Objective:
Word for word, set down the records and skip each picture.

Dataset extract:
* * *

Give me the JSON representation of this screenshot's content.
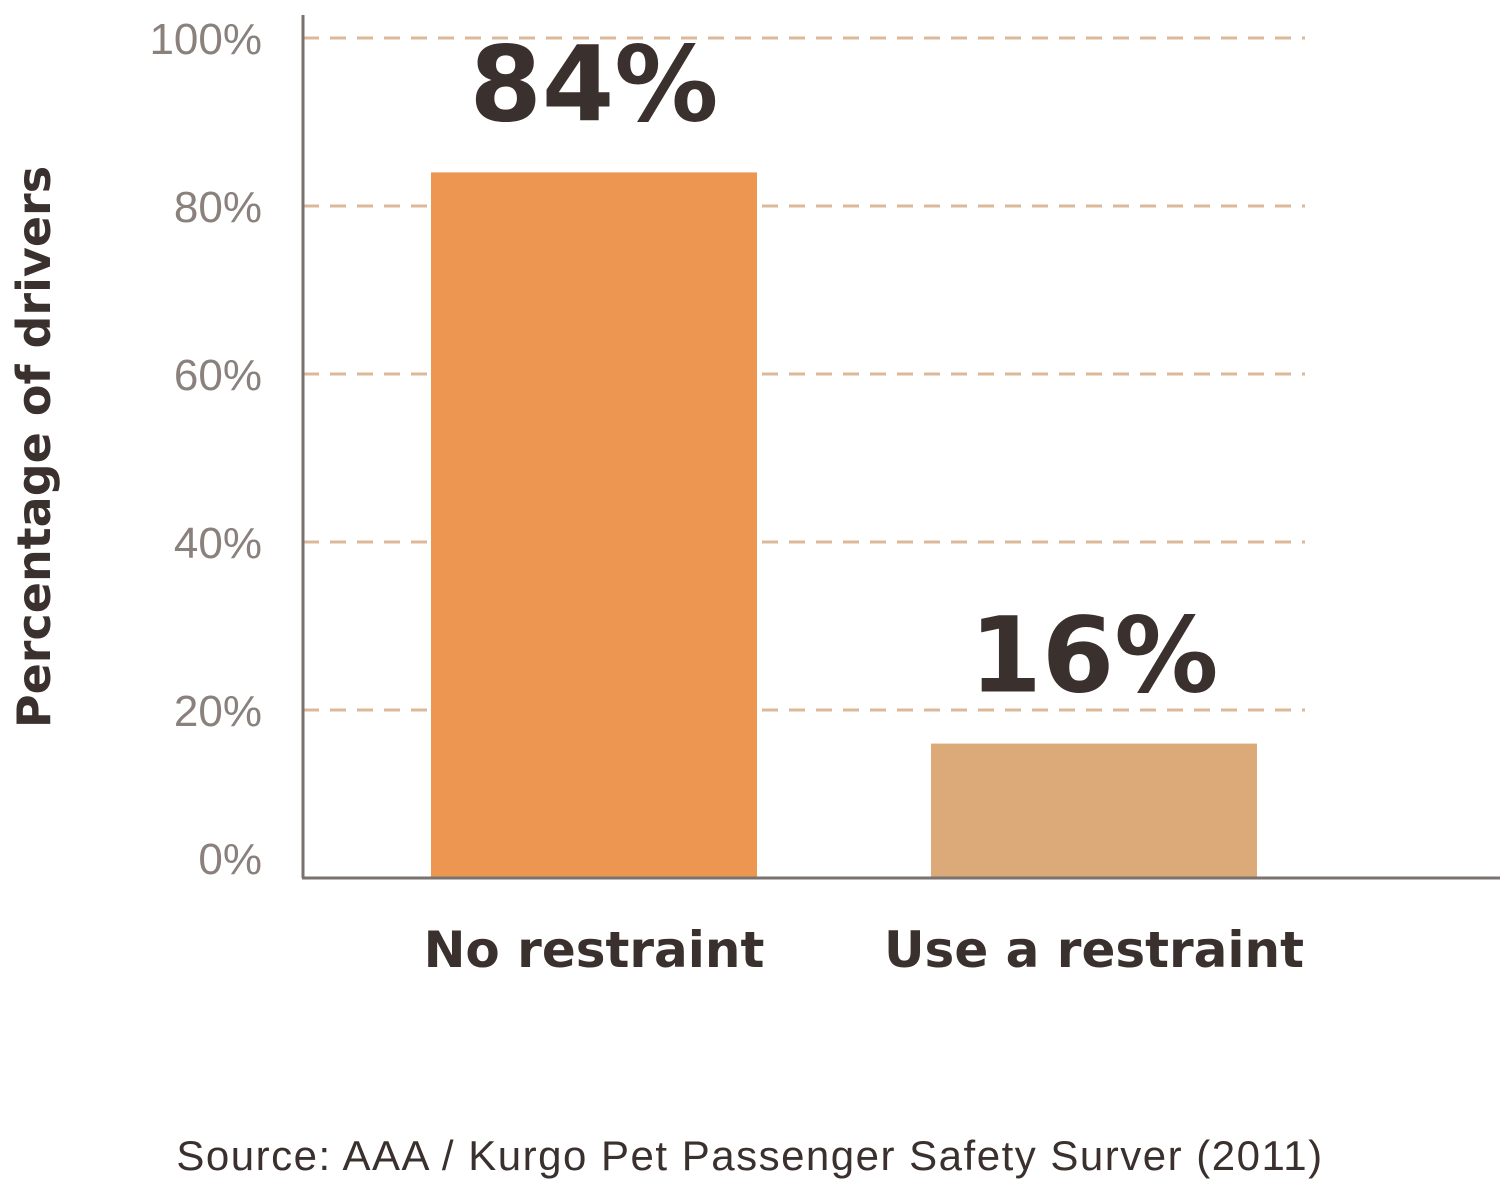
{
  "chart_data": {
    "type": "bar",
    "categories": [
      "No restraint",
      "Use a restraint"
    ],
    "values": [
      84,
      16
    ],
    "value_labels": [
      "84%",
      "16%"
    ],
    "bar_colors": [
      "#ed9651",
      "#dcaa79"
    ],
    "ylabel": "Percentage of drivers",
    "ylim": [
      0,
      100
    ],
    "yticks": [
      0,
      20,
      40,
      60,
      80,
      100
    ],
    "ytick_labels": [
      "0%",
      "20%",
      "40%",
      "60%",
      "80%",
      "100%"
    ],
    "grid": true,
    "grid_color": "#dcb89a",
    "axis_color": "#7a7270",
    "text_color": "#3a302d"
  },
  "source": "Source: AAA / Kurgo Pet Passenger Safety Surver (2011)"
}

* * *

Written solution:
Give me the JSON representation of this screenshot's content.
{
  "chart_data": {
    "type": "bar",
    "categories": [
      "No restraint",
      "Use a restraint"
    ],
    "values": [
      84,
      16
    ],
    "value_labels": [
      "84%",
      "16%"
    ],
    "bar_colors": [
      "#ed9651",
      "#dcaa79"
    ],
    "ylabel": "Percentage of drivers",
    "ylim": [
      0,
      100
    ],
    "yticks": [
      0,
      20,
      40,
      60,
      80,
      100
    ],
    "ytick_labels": [
      "0%",
      "20%",
      "40%",
      "60%",
      "80%",
      "100%"
    ],
    "grid": true,
    "grid_color": "#dcb89a",
    "axis_color": "#7a7270",
    "text_color": "#3a302d"
  },
  "source": "Source: AAA / Kurgo Pet Passenger Safety Surver (2011)"
}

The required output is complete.